TASK DATA
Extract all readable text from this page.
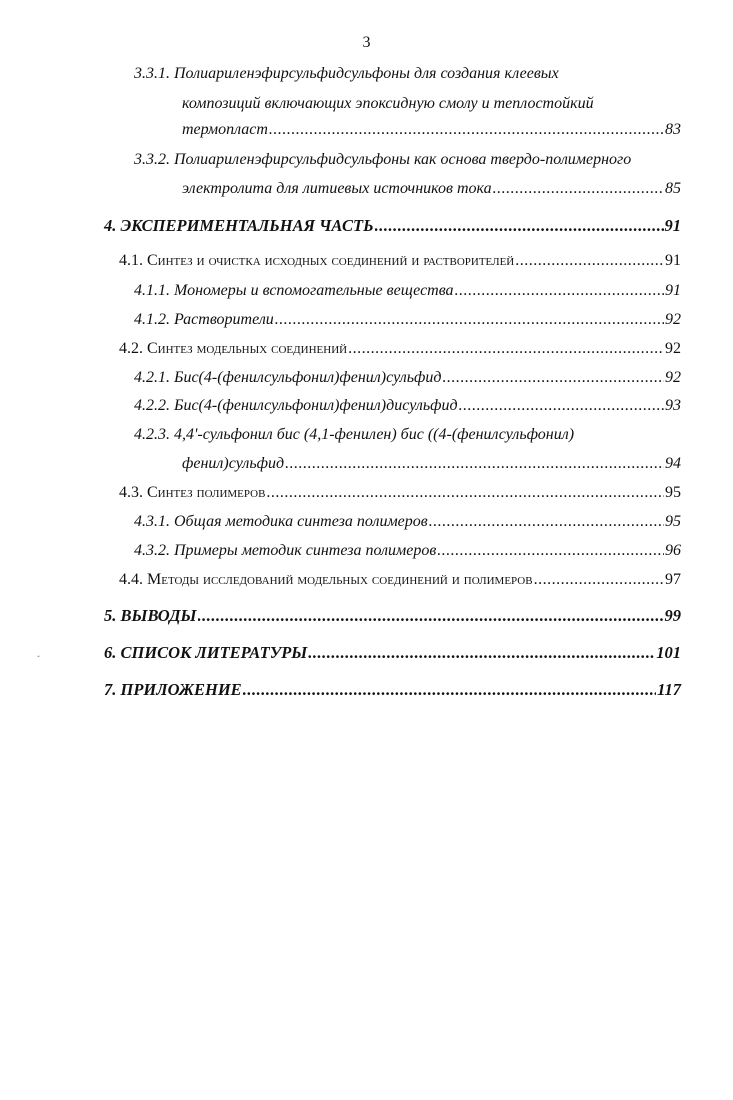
3
3.3.1. Полиариленэфирсульфидсульфоны для создания клеевых
композиций включающих эпоксидную смолу и теплостойкий
термопласт .....	83
3.3.2. Полиариленэфирсульфидсульфоны как основа твердо-полимерного
электролита для литиевых источников тока .....	85
4. ЭКСПЕРИМЕНТАЛЬНАЯ ЧАСТЬ .....	91
4.1. Синтез и очистка исходных соединений и растворителей .....	91
4.1.1. Мономеры и вспомогательные вещества .....	91
4.1.2. Растворители .....	92
4.2. Синтез модельных соединений .....	92
4.2.1. Бис(4-(фенилсульфонил)фенил)сульфид .....	92
4.2.2. Бис(4-(фенилсульфонил)фенил)дисульфид .....	93
4.2.3. 4,4'-сульфонил бис (4,1-фенилен) бис ((4-(фенилсульфонил)
фенил)сульфид .....	94
4.3. Синтез полимеров .....	95
4.3.1. Общая методика синтеза полимеров .....	95
4.3.2. Примеры методик синтеза полимеров .....	96
4.4. Методы исследований модельных соединений и полимеров .....	97
5. ВЫВОДЫ .....	99
6. СПИСОК ЛИТЕРАТУРЫ .....	101
7. ПРИЛОЖЕНИЕ .....	117
ˇ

DIRECTIONS FOR THIS TASK
Without including any pictures, print all of the material exactly as given.

SOLUTION FOR THIS PROBLEM
Extract all readable text from this page.
3
3.3.1. Полиариленэфирсульфидсульфоны для создания клеевых
композиций включающих эпоксидную смолу и теплостойкий
термопласт .....	83
3.3.2. Полиариленэфирсульфидсульфоны как основа твердо-полимерного
электролита для литиевых источников тока .....	85
4. ЭКСПЕРИМЕНТАЛЬНАЯ ЧАСТЬ .....	91
4.1. Синтез и очистка исходных соединений и растворителей .....	91
4.1.1. Мономеры и вспомогательные вещества .....	91
4.1.2. Растворители .....	92
4.2. Синтез модельных соединений .....	92
4.2.1. Бис(4-(фенилсульфонил)фенил)сульфид .....	92
4.2.2. Бис(4-(фенилсульфонил)фенил)дисульфид .....	93
4.2.3. 4,4'-сульфонил бис (4,1-фенилен) бис ((4-(фенилсульфонил)
фенил)сульфид .....	94
4.3. Синтез полимеров .....	95
4.3.1. Общая методика синтеза полимеров .....	95
4.3.2. Примеры методик синтеза полимеров .....	96
4.4. Методы исследований модельных соединений и полимеров .....	97
5. ВЫВОДЫ .....	99
6. СПИСОК ЛИТЕРАТУРЫ .....	101
7. ПРИЛОЖЕНИЕ .....	117
ˇ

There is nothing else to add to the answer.